Directions: Quote each of the following records verbatim, reproducing every line without any change.

Data lines:
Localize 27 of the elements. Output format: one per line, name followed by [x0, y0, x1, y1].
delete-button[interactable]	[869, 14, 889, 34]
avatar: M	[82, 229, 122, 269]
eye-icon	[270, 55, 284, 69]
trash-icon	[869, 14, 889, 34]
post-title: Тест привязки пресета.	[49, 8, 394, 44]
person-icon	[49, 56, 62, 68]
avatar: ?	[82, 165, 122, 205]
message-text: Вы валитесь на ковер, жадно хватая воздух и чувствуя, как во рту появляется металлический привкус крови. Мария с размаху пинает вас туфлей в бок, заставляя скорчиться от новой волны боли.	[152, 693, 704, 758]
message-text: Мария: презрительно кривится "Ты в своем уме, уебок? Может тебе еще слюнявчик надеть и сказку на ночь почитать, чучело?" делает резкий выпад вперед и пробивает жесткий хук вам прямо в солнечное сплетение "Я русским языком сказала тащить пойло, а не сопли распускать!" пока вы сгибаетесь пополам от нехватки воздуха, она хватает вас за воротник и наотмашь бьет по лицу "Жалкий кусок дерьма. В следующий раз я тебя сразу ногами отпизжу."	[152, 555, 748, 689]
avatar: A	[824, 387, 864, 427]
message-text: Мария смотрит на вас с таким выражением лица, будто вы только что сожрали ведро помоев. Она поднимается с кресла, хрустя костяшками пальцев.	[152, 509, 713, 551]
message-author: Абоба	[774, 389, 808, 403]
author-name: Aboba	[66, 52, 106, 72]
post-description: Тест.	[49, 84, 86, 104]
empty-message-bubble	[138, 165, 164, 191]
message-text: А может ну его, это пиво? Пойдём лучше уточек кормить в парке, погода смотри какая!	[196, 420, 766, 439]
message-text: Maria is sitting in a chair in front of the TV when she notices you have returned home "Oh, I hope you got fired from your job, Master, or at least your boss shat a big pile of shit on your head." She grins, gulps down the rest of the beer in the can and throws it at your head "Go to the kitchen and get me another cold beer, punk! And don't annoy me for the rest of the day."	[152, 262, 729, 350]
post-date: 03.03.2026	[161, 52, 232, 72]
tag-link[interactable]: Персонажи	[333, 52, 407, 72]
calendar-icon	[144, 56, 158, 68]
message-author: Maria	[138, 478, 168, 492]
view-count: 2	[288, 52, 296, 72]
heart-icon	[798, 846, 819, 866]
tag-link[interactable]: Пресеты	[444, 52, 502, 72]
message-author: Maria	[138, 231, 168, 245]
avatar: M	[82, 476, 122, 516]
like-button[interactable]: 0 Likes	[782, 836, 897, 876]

Completed task:
Localize 27 of the elements. Output format: one per line, name followed by [x0, y0, x1, y1].
delete-button[interactable]	[869, 14, 889, 34]
avatar: M	[82, 229, 122, 269]
eye-icon	[270, 55, 284, 69]
trash-icon	[869, 14, 889, 34]
post-title: Тест привязки пресета.	[49, 8, 394, 44]
person-icon	[49, 56, 62, 68]
avatar: ?	[82, 165, 122, 205]
message-text: Вы валитесь на ковер, жадно хватая воздух и чувствуя, как во рту появляется металлический привкус крови. Мария с размаху пинает вас туфлей в бок, заставляя скорчиться от новой волны боли.	[152, 693, 704, 758]
message-text: Мария: презрительно кривится "Ты в своем уме, уебок? Может тебе еще слюнявчик надеть и сказку на ночь почитать, чучело?" делает резкий выпад вперед и пробивает жесткий хук вам прямо в солнечное сплетение "Я русским языком сказала тащить пойло, а не сопли распускать!" пока вы сгибаетесь пополам от нехватки воздуха, она хватает вас за воротник и наотмашь бьет по лицу "Жалкий кусок дерьма. В следующий раз я тебя сразу ногами отпизжу."	[152, 555, 748, 689]
avatar: A	[824, 387, 864, 427]
message-text: Мария смотрит на вас с таким выражением лица, будто вы только что сожрали ведро помоев. Она поднимается с кресла, хрустя костяшками пальцев.	[152, 509, 713, 551]
message-author: Абоба	[774, 389, 808, 403]
author-name: Aboba	[66, 52, 106, 72]
post-description: Тест.	[49, 84, 86, 104]
empty-message-bubble	[138, 165, 164, 191]
message-text: А может ну его, это пиво? Пойдём лучше уточек кормить в парке, погода смотри какая!	[196, 420, 766, 439]
message-text: Maria is sitting in a chair in front of the TV when she notices you have returned home "Oh, I hope you got fired from your job, Master, or at least your boss shat a big pile of shit on your head." She grins, gulps down the rest of the beer in the can and throws it at your head "Go to the kitchen and get me another cold beer, punk! And don't annoy me for the rest of the day."	[152, 262, 729, 350]
post-date: 03.03.2026	[161, 52, 232, 72]
tag-link[interactable]: Персонажи	[333, 52, 407, 72]
calendar-icon	[144, 56, 158, 68]
message-author: Maria	[138, 478, 168, 492]
view-count: 2	[288, 52, 296, 72]
heart-icon	[798, 846, 819, 866]
tag-link[interactable]: Пресеты	[444, 52, 502, 72]
message-author: Maria	[138, 231, 168, 245]
avatar: M	[82, 476, 122, 516]
like-button[interactable]: 0 Likes	[782, 836, 897, 876]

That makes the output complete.